BEGIN Data lines

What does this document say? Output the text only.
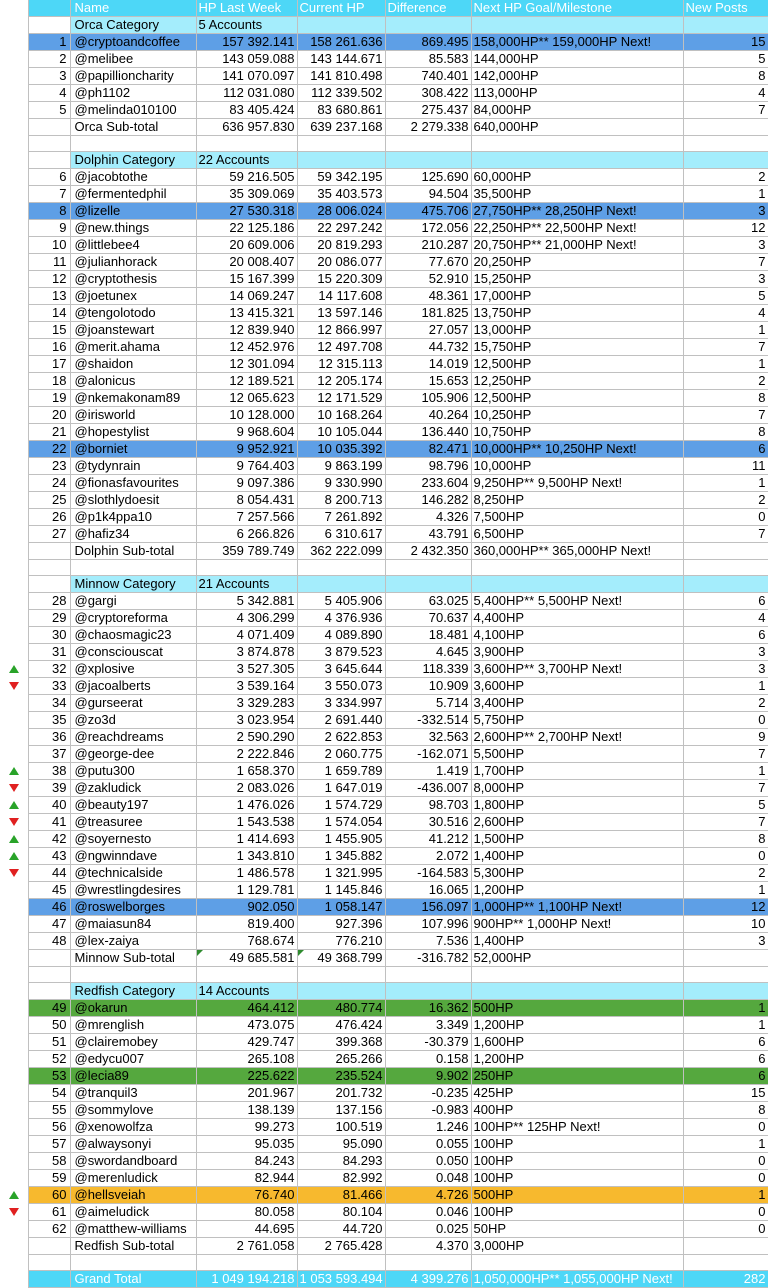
		Name	HP Last Week	Current HP	Difference	Next HP Goal/Milestone	New Posts
		Orca Category	5 Accounts				
	1	@cryptoandcoffee	157 392.141	158 261.636	869.495	158,000HP** 159,000HP Next!	15
	2	@melibee	143 059.088	143 144.671	85.583	144,000HP	5
	3	@papillioncharity	141 070.097	141 810.498	740.401	142,000HP	8
	4	@ph1102	112 031.080	112 339.502	308.422	113,000HP	4
	5	@melinda010100	83 405.424	83 680.861	275.437	84,000HP	7
		Orca Sub-total	636 957.830	639 237.168	2 279.338	640,000HP	

		Dolphin Category	22 Accounts				
	6	@jacobtothe	59 216.505	59 342.195	125.690	60,000HP	2
	7	@fermentedphil	35 309.069	35 403.573	94.504	35,500HP	1
	8	@lizelle	27 530.318	28 006.024	475.706	27,750HP** 28,250HP Next!	3
	9	@new.things	22 125.186	22 297.242	172.056	22,250HP** 22,500HP Next!	12
	10	@littlebee4	20 609.006	20 819.293	210.287	20,750HP** 21,000HP Next!	3
	11	@julianhorack	20 008.407	20 086.077	77.670	20,250HP	7
	12	@cryptothesis	15 167.399	15 220.309	52.910	15,250HP	3
	13	@joetunex	14 069.247	14 117.608	48.361	17,000HP	5
	14	@tengolotodo	13 415.321	13 597.146	181.825	13,750HP	4
	15	@joanstewart	12 839.940	12 866.997	27.057	13,000HP	1
	16	@merit.ahama	12 452.976	12 497.708	44.732	15,750HP	7
	17	@shaidon	12 301.094	12 315.113	14.019	12,500HP	1
	18	@alonicus	12 189.521	12 205.174	15.653	12,250HP	2
	19	@nkemakonam89	12 065.623	12 171.529	105.906	12,500HP	8
	20	@irisworld	10 128.000	10 168.264	40.264	10,250HP	7
	21	@hopestylist	9 968.604	10 105.044	136.440	10,750HP	8
	22	@borniet	9 952.921	10 035.392	82.471	10,000HP** 10,250HP Next!	6
	23	@tydynrain	9 764.403	9 863.199	98.796	10,000HP	11
	24	@fionasfavourites	9 097.386	9 330.990	233.604	9,250HP** 9,500HP Next!	1
	25	@slothlydoesit	8 054.431	8 200.713	146.282	8,250HP	2
	26	@p1k4ppa10	7 257.566	7 261.892	4.326	7,500HP	0
	27	@hafiz34	6 266.826	6 310.617	43.791	6,500HP	7
		Dolphin Sub-total	359 789.749	362 222.099	2 432.350	360,000HP** 365,000HP Next!	

		Minnow Category	21 Accounts				
	28	@gargi	5 342.881	5 405.906	63.025	5,400HP** 5,500HP Next!	6
	29	@cryptoreforma	4 306.299	4 376.936	70.637	4,400HP	4
	30	@chaosmagic23	4 071.409	4 089.890	18.481	4,100HP	6
	31	@consciouscat	3 874.878	3 879.523	4.645	3,900HP	3
	32	@xplosive	3 527.305	3 645.644	118.339	3,600HP** 3,700HP Next!	3
	33	@jacoalberts	3 539.164	3 550.073	10.909	3,600HP	1
	34	@gurseerat	3 329.283	3 334.997	5.714	3,400HP	2
	35	@zo3d	3 023.954	2 691.440	-332.514	5,750HP	0
	36	@reachdreams	2 590.290	2 622.853	32.563	2,600HP** 2,700HP Next!	9
	37	@george-dee	2 222.846	2 060.775	-162.071	5,500HP	7
	38	@putu300	1 658.370	1 659.789	1.419	1,700HP	1
	39	@zakludick	2 083.026	1 647.019	-436.007	8,000HP	7
	40	@beauty197	1 476.026	1 574.729	98.703	1,800HP	5
	41	@treasuree	1 543.538	1 574.054	30.516	2,600HP	7
	42	@soyernesto	1 414.693	1 455.905	41.212	1,500HP	8
	43	@ngwinndave	1 343.810	1 345.882	2.072	1,400HP	0
	44	@technicalside	1 486.578	1 321.995	-164.583	5,300HP	2
	45	@wrestlingdesires	1 129.781	1 145.846	16.065	1,200HP	1
	46	@roswelborges	902.050	1 058.147	156.097	1,000HP** 1,100HP Next!	12
	47	@maiasun84	819.400	927.396	107.996	900HP** 1,000HP Next!	10
	48	@lex-zaiya	768.674	776.210	7.536	1,400HP	3
		Minnow Sub-total	49 685.581	49 368.799	-316.782	52,000HP	

		Redfish Category	14 Accounts				
	49	@okarun	464.412	480.774	16.362	500HP	1
	50	@mrenglish	473.075	476.424	3.349	1,200HP	1
	51	@clairemobey	429.747	399.368	-30.379	1,600HP	6
	52	@edycu007	265.108	265.266	0.158	1,200HP	6
	53	@lecia89	225.622	235.524	9.902	250HP	6
	54	@tranquil3	201.967	201.732	-0.235	425HP	15
	55	@sommylove	138.139	137.156	-0.983	400HP	8
	56	@xenowolfza	99.273	100.519	1.246	100HP** 125HP Next!	0
	57	@alwaysonyi	95.035	95.090	0.055	100HP	1
	58	@swordandboard	84.243	84.293	0.050	100HP	0
	59	@merenludick	82.944	82.992	0.048	100HP	0
	60	@hellsveiah	76.740	81.466	4.726	500HP	1
	61	@aimeludick	80.058	80.104	0.046	100HP	0
	62	@matthew-williams	44.695	44.720	0.025	50HP	0
		Redfish Sub-total	2 761.058	2 765.428	4.370	3,000HP	

		Grand Total	1 049 194.218	1 053 593.494	4 399.276	1,050,000HP** 1,055,000HP Next!	282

END Data lines

**Exercise description:** Pick out, from the lines above, every one that contains the string "Minnow".

**Written response:**
		Minnow Category	21 Accounts				
		Minnow Sub-total	49 685.581	49 368.799	-316.782	52,000HP	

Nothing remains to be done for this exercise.